━━━━━ ITEMS ━━━━━

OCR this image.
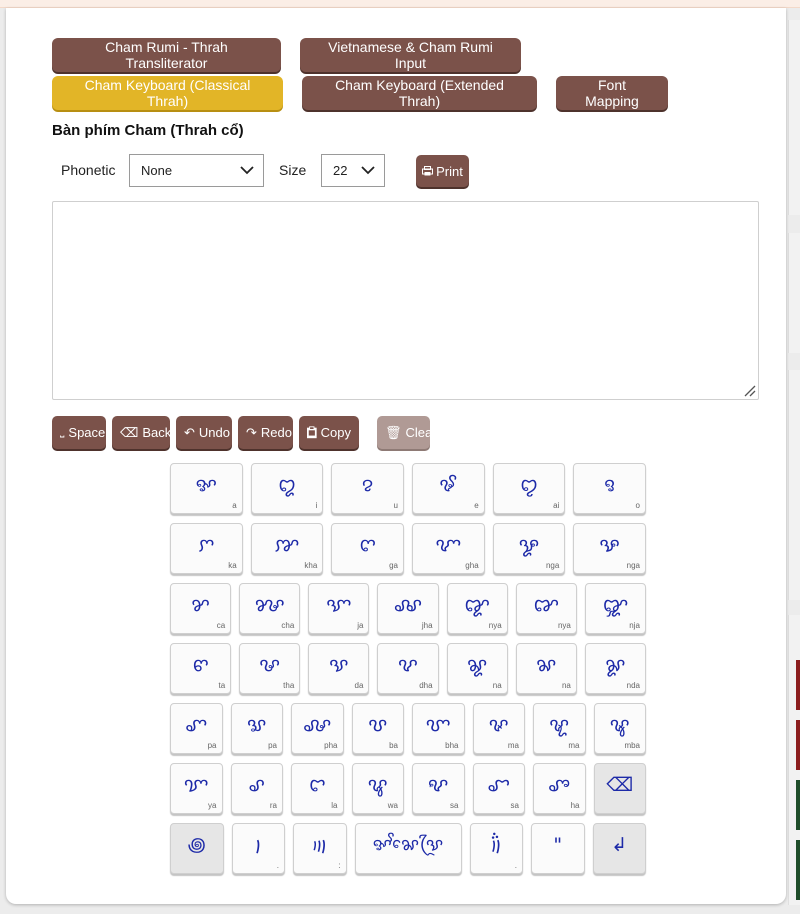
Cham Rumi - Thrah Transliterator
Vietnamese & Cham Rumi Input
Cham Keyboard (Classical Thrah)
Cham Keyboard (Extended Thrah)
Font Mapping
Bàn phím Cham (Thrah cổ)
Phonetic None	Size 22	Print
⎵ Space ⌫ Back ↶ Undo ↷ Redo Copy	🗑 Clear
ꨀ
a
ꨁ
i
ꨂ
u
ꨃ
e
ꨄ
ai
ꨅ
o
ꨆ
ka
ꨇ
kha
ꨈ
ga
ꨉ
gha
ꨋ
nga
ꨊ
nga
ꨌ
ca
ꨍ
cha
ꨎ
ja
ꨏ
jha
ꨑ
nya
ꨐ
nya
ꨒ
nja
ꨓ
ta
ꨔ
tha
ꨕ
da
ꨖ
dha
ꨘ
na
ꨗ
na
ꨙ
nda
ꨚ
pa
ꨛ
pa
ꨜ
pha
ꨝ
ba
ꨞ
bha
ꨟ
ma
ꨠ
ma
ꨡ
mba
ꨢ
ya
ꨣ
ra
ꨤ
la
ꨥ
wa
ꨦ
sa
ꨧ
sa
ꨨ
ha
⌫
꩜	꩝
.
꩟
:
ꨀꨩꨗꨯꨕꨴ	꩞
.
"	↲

━━━━━

Reproduce the whole listing exactly, but not the images in it.

# THE COMPLETED TASK:
OCR this image.
Cham Rumi - Thrah Transliterator
Vietnamese & Cham Rumi Input
Cham Keyboard (Classical Thrah)
Cham Keyboard (Extended Thrah)
Font Mapping
Bàn phím Cham (Thrah cổ)
Phonetic None	Size 22	Print
⎵ Space ⌫ Back ↶ Undo ↷ Redo Copy	🗑 Clear
ꨀ
a
ꨁ
i
ꨂ
u
ꨃ
e
ꨄ
ai
ꨅ
o
ꨆ
ka
ꨇ
kha
ꨈ
ga
ꨉ
gha
ꨋ
nga
ꨊ
nga
ꨌ
ca
ꨍ
cha
ꨎ
ja
ꨏ
jha
ꨑ
nya
ꨐ
nya
ꨒ
nja
ꨓ
ta
ꨔ
tha
ꨕ
da
ꨖ
dha
ꨘ
na
ꨗ
na
ꨙ
nda
ꨚ
pa
ꨛ
pa
ꨜ
pha
ꨝ
ba
ꨞ
bha
ꨟ
ma
ꨠ
ma
ꨡ
mba
ꨢ
ya
ꨣ
ra
ꨤ
la
ꨥ
wa
ꨦ
sa
ꨧ
sa
ꨨ
ha
⌫
꩜	꩝
.
꩟
:
ꨀꨩꨗꨯꨕꨴ	꩞
.
"	↲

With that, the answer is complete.